Information shown –
↓↓↓
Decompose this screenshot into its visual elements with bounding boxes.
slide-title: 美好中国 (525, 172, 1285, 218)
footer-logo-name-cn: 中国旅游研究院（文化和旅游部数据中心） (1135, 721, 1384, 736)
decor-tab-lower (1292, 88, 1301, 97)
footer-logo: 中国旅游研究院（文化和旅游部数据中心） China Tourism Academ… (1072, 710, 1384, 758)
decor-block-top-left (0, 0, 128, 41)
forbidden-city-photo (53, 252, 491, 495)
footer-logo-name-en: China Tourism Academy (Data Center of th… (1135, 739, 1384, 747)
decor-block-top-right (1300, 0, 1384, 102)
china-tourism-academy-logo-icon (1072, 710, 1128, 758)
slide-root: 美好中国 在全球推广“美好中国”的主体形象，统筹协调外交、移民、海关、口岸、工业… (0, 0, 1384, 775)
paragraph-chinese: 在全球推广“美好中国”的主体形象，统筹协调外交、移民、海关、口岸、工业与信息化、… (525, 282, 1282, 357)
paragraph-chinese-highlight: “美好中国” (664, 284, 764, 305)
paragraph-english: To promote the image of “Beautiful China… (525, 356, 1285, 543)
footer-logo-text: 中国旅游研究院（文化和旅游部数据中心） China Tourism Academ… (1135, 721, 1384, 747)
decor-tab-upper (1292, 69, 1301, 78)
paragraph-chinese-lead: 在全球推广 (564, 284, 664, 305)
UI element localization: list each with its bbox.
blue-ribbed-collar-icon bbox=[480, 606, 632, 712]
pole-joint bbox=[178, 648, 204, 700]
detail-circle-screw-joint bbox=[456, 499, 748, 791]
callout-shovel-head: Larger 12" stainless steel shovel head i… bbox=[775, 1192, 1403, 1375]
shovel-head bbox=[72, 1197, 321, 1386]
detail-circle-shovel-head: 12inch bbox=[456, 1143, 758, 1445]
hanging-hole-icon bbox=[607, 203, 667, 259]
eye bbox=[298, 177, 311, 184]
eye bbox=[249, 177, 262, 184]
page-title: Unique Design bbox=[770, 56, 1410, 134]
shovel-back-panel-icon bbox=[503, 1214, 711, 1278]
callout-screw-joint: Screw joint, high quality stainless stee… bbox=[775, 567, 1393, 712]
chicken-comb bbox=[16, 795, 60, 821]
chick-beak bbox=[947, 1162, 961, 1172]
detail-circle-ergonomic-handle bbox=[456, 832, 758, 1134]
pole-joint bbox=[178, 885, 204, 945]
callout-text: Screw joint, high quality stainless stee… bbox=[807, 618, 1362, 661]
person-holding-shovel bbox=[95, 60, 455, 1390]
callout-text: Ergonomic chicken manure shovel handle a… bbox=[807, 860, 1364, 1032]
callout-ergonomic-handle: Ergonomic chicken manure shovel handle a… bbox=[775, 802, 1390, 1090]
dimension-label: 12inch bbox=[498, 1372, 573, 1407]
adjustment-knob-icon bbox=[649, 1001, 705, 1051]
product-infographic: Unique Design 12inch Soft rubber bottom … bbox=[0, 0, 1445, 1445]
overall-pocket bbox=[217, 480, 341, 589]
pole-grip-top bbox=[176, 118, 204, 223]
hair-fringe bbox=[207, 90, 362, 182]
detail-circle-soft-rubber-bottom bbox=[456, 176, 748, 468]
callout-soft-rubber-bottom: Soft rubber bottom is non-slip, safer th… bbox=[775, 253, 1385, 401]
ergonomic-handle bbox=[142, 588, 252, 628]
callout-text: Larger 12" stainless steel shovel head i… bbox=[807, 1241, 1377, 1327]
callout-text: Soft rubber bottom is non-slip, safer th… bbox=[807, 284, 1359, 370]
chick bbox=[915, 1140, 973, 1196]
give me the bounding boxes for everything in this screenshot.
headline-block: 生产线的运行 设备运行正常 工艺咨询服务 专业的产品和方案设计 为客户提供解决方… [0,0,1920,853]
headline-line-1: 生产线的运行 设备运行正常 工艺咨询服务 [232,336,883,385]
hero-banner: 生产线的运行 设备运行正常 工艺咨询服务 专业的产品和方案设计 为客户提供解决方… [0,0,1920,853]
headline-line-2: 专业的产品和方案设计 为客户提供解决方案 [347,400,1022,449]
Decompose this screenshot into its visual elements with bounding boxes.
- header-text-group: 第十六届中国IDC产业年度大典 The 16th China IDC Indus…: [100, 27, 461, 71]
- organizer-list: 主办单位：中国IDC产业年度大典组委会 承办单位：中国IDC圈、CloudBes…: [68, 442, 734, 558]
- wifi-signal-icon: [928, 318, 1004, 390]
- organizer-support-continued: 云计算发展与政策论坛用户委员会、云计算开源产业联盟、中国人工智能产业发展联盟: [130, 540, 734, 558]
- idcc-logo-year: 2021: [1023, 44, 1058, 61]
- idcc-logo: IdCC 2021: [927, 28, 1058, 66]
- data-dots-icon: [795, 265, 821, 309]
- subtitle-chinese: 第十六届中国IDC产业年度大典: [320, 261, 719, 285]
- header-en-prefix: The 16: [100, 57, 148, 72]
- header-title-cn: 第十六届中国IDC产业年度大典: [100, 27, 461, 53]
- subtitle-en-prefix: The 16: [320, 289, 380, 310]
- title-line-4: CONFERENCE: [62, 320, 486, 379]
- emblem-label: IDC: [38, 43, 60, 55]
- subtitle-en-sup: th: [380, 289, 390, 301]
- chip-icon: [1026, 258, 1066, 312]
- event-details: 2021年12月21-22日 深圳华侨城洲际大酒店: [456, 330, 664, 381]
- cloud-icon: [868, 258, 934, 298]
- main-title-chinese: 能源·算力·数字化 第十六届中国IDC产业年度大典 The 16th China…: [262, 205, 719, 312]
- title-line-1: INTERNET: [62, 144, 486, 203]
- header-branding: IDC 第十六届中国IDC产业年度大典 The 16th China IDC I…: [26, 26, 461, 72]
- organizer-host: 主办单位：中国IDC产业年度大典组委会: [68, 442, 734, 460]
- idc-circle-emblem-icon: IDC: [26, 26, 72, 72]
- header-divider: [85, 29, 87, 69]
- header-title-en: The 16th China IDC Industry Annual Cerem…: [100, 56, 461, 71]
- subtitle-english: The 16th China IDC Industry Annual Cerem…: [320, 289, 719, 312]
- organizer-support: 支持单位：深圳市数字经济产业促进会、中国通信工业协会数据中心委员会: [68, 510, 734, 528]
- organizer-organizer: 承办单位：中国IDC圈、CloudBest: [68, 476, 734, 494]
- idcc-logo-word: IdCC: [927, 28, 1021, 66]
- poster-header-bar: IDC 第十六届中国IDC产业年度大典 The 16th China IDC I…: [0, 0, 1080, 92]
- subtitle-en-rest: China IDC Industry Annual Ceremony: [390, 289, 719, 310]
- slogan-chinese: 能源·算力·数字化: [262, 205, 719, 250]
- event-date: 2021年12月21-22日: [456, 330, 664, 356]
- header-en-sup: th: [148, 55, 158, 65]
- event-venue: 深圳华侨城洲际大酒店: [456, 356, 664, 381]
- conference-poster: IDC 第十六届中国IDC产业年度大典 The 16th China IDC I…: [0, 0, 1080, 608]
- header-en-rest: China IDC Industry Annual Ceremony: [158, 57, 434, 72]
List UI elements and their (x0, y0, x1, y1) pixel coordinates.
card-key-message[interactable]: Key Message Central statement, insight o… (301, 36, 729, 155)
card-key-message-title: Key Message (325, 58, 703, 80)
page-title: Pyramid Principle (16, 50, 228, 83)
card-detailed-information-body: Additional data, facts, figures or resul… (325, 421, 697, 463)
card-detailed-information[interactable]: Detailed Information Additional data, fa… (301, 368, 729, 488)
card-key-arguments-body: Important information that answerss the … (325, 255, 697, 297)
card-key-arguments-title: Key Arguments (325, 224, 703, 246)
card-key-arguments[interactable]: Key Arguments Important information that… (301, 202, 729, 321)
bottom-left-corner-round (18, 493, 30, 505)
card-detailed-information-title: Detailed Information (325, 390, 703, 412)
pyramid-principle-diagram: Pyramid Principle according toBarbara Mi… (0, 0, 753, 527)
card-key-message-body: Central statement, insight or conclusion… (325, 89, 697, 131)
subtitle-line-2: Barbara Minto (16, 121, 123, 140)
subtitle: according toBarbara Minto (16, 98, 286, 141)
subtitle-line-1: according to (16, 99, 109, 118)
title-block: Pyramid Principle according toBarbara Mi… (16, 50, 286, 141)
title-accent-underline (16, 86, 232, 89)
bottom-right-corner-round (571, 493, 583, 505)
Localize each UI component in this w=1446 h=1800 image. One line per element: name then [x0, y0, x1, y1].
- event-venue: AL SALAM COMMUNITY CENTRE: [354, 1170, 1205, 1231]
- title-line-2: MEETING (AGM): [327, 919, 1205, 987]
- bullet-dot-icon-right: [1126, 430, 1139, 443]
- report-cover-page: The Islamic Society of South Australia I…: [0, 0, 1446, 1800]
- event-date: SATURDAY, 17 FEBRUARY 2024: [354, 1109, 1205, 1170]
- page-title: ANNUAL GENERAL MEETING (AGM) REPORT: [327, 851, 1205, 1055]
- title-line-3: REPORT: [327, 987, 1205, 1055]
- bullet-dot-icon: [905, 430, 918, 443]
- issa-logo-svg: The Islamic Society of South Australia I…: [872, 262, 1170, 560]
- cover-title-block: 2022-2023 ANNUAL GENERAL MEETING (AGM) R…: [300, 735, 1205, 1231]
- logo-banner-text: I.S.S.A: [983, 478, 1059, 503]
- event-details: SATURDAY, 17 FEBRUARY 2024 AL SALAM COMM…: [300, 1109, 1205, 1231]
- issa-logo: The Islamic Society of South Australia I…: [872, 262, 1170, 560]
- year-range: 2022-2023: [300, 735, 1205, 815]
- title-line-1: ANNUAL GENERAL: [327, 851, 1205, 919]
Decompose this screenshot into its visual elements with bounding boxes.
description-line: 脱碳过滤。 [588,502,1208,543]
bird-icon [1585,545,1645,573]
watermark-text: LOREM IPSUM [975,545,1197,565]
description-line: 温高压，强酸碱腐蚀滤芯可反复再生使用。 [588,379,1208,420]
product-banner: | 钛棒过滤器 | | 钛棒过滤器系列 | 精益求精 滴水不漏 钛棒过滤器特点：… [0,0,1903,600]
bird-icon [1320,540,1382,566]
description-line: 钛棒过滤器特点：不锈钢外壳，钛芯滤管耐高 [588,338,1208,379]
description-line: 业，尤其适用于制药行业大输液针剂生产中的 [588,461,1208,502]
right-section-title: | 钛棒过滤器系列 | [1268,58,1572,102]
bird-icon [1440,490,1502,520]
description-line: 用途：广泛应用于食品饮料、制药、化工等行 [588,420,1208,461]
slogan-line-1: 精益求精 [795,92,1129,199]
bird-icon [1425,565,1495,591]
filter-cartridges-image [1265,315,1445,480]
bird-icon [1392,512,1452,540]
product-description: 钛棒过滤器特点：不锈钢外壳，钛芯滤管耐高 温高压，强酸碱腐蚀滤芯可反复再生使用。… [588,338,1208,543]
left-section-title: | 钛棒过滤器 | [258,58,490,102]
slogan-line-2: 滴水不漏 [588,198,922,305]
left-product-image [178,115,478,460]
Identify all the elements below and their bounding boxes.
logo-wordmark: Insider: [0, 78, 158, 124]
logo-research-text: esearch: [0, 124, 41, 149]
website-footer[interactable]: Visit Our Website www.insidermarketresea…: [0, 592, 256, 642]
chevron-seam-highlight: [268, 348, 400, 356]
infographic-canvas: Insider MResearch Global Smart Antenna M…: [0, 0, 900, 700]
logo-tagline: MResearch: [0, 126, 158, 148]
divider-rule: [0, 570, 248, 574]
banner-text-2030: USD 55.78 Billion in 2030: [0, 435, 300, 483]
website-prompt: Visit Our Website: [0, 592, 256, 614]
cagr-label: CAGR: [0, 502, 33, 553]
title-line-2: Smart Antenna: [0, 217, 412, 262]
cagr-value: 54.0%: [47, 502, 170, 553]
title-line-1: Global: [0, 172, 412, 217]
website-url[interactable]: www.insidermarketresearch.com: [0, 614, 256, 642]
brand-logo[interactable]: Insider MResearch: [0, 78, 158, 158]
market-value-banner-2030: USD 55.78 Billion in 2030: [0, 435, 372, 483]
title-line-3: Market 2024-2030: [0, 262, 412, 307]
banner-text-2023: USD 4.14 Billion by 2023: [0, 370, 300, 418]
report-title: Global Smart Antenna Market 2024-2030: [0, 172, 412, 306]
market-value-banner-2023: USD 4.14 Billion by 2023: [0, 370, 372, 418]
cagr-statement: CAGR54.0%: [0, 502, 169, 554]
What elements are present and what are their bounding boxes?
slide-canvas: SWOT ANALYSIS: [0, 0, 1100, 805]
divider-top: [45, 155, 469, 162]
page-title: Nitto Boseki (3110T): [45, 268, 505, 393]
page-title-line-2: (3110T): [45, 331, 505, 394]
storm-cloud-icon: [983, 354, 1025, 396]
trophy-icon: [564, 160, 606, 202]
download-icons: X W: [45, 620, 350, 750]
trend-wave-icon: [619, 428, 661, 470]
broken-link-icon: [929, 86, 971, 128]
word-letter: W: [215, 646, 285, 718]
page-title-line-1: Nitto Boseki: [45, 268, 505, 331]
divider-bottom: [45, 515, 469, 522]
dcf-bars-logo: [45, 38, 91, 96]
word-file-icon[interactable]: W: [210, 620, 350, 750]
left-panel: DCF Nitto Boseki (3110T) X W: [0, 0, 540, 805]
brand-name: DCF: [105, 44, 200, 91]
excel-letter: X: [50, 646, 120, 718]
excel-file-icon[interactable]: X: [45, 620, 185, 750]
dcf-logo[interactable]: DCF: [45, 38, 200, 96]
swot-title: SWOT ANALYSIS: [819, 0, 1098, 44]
↑↑↑
Written task –
Pick out every line in the items that contains the string "中国IDC产业年度大典组委会". Letter case must match.

Task output –
- organizer-list: 主办单位：中国IDC产业年度大典组委会 承办单位：中国IDC圈、CloudBes…: [68, 442, 734, 558]
- organizer-host: 主办单位：中国IDC产业年度大典组委会: [68, 442, 734, 460]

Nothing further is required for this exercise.